• **WHAT YOU ARE ASKED TO DO**
Transcribe the records in full.

↓↓↓

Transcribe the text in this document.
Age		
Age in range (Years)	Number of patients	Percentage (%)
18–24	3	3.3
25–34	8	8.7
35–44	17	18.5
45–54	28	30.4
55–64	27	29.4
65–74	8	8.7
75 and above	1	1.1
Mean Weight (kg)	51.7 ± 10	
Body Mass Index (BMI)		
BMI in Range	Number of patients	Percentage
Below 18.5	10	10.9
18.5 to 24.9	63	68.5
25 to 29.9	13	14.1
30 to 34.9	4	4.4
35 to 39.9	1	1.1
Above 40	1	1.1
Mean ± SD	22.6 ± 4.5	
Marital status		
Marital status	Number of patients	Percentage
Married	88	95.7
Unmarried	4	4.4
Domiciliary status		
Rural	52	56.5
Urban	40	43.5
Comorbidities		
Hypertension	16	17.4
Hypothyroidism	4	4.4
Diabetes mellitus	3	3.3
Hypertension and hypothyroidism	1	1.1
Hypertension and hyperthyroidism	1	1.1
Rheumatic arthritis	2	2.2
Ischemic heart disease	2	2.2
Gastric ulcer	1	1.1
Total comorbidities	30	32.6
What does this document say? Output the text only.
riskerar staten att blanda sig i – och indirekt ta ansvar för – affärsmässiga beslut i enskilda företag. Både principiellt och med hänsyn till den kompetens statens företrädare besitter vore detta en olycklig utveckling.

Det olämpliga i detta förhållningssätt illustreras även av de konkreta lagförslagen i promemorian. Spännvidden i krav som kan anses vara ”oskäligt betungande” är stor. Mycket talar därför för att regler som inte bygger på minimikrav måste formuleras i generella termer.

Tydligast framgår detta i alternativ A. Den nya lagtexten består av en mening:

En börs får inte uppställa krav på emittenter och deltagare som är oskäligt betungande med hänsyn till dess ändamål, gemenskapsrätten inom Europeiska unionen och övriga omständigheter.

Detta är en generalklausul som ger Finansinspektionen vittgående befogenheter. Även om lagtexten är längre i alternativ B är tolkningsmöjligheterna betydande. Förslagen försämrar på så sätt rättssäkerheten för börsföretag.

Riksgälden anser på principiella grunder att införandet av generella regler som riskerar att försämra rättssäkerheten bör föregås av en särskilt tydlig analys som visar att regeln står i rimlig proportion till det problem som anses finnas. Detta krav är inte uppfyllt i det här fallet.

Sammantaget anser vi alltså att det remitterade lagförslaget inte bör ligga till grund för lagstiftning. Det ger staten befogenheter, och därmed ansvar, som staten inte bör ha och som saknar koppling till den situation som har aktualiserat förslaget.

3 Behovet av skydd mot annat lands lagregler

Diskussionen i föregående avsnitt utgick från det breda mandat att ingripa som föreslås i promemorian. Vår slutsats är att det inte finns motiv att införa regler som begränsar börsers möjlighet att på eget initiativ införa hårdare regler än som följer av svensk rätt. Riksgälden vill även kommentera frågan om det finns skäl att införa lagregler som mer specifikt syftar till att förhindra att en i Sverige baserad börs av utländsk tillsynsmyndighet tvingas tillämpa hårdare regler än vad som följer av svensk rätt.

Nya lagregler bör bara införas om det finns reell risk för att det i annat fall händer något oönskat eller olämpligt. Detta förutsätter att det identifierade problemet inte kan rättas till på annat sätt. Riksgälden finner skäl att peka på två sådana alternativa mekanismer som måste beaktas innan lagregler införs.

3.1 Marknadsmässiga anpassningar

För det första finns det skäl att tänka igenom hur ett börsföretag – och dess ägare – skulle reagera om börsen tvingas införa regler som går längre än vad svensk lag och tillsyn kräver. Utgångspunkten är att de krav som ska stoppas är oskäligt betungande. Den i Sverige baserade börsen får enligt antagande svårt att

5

↑↑↑

• **RESULT OF THIS TASK**
Transcribe the text in this document.
Age		
Age in range (Years)	Number of patients	Percentage (%)
18–24	3	3.3
25–34	8	8.7
35–44	17	18.5
45–54	28	30.4
55–64	27	29.4
65–74	8	8.7
75 and above	1	1.1
Mean Weight (kg)	51.7 ± 10	
Body Mass Index (BMI)		
BMI in Range	Number of patients	Percentage
Below 18.5	10	10.9
18.5 to 24.9	63	68.5
25 to 29.9	13	14.1
30 to 34.9	4	4.4
35 to 39.9	1	1.1
Above 40	1	1.1
Mean ± SD	22.6 ± 4.5	
Marital status		
Marital status	Number of patients	Percentage
Married	88	95.7
Unmarried	4	4.4
Domiciliary status		
Rural	52	56.5
Urban	40	43.5
Comorbidities		
Hypertension	16	17.4
Hypothyroidism	4	4.4
Diabetes mellitus	3	3.3
Hypertension and hypothyroidism	1	1.1
Hypertension and hyperthyroidism	1	1.1
Rheumatic arthritis	2	2.2
Ischemic heart disease	2	2.2
Gastric ulcer	1	1.1
Total comorbidities	30	32.6
What does this document say? Output the text only.
riskerar staten att blanda sig i – och indirekt ta ansvar för – affärsmässiga beslut i enskilda företag. Både principiellt och med hänsyn till den kompetens statens företrädare besitter vore detta en olycklig utveckling.

Det olämpliga i detta förhållningssätt illustreras även av de konkreta lagförslagen i promemorian. Spännvidden i krav som kan anses vara ”oskäligt betungande” är stor. Mycket talar därför för att regler som inte bygger på minimikrav måste formuleras i generella termer.

Tydligast framgår detta i alternativ A. Den nya lagtexten består av en mening:

En börs får inte uppställa krav på emittenter och deltagare som är oskäligt betungande med hänsyn till dess ändamål, gemenskapsrätten inom Europeiska unionen och övriga omständigheter.

Detta är en generalklausul som ger Finansinspektionen vittgående befogenheter. Även om lagtexten är längre i alternativ B är tolkningsmöjligheterna betydande. Förslagen försämrar på så sätt rättssäkerheten för börsföretag.

Riksgälden anser på principiella grunder att införandet av generella regler som riskerar att försämra rättssäkerheten bör föregås av en särskilt tydlig analys som visar att regeln står i rimlig proportion till det problem som anses finnas. Detta krav är inte uppfyllt i det här fallet.

Sammantaget anser vi alltså att det remitterade lagförslaget inte bör ligga till grund för lagstiftning. Det ger staten befogenheter, och därmed ansvar, som staten inte bör ha och som saknar koppling till den situation som har aktualiserat förslaget.

3 Behovet av skydd mot annat lands lagregler

Diskussionen i föregående avsnitt utgick från det breda mandat att ingripa som föreslås i promemorian. Vår slutsats är att det inte finns motiv att införa regler som begränsar börsers möjlighet att på eget initiativ införa hårdare regler än som följer av svensk rätt. Riksgälden vill även kommentera frågan om det finns skäl att införa lagregler som mer specifikt syftar till att förhindra att en i Sverige baserad börs av utländsk tillsynsmyndighet tvingas tillämpa hårdare regler än vad som följer av svensk rätt.

Nya lagregler bör bara införas om det finns reell risk för att det i annat fall händer något oönskat eller olämpligt. Detta förutsätter att det identifierade problemet inte kan rättas till på annat sätt. Riksgälden finner skäl att peka på två sådana alternativa mekanismer som måste beaktas innan lagregler införs.

3.1 Marknadsmässiga anpassningar

För det första finns det skäl att tänka igenom hur ett börsföretag – och dess ägare – skulle reagera om börsen tvingas införa regler som går längre än vad svensk lag och tillsyn kräver. Utgångspunkten är att de krav som ska stoppas är oskäligt betungande. Den i Sverige baserade börsen får enligt antagande svårt att

5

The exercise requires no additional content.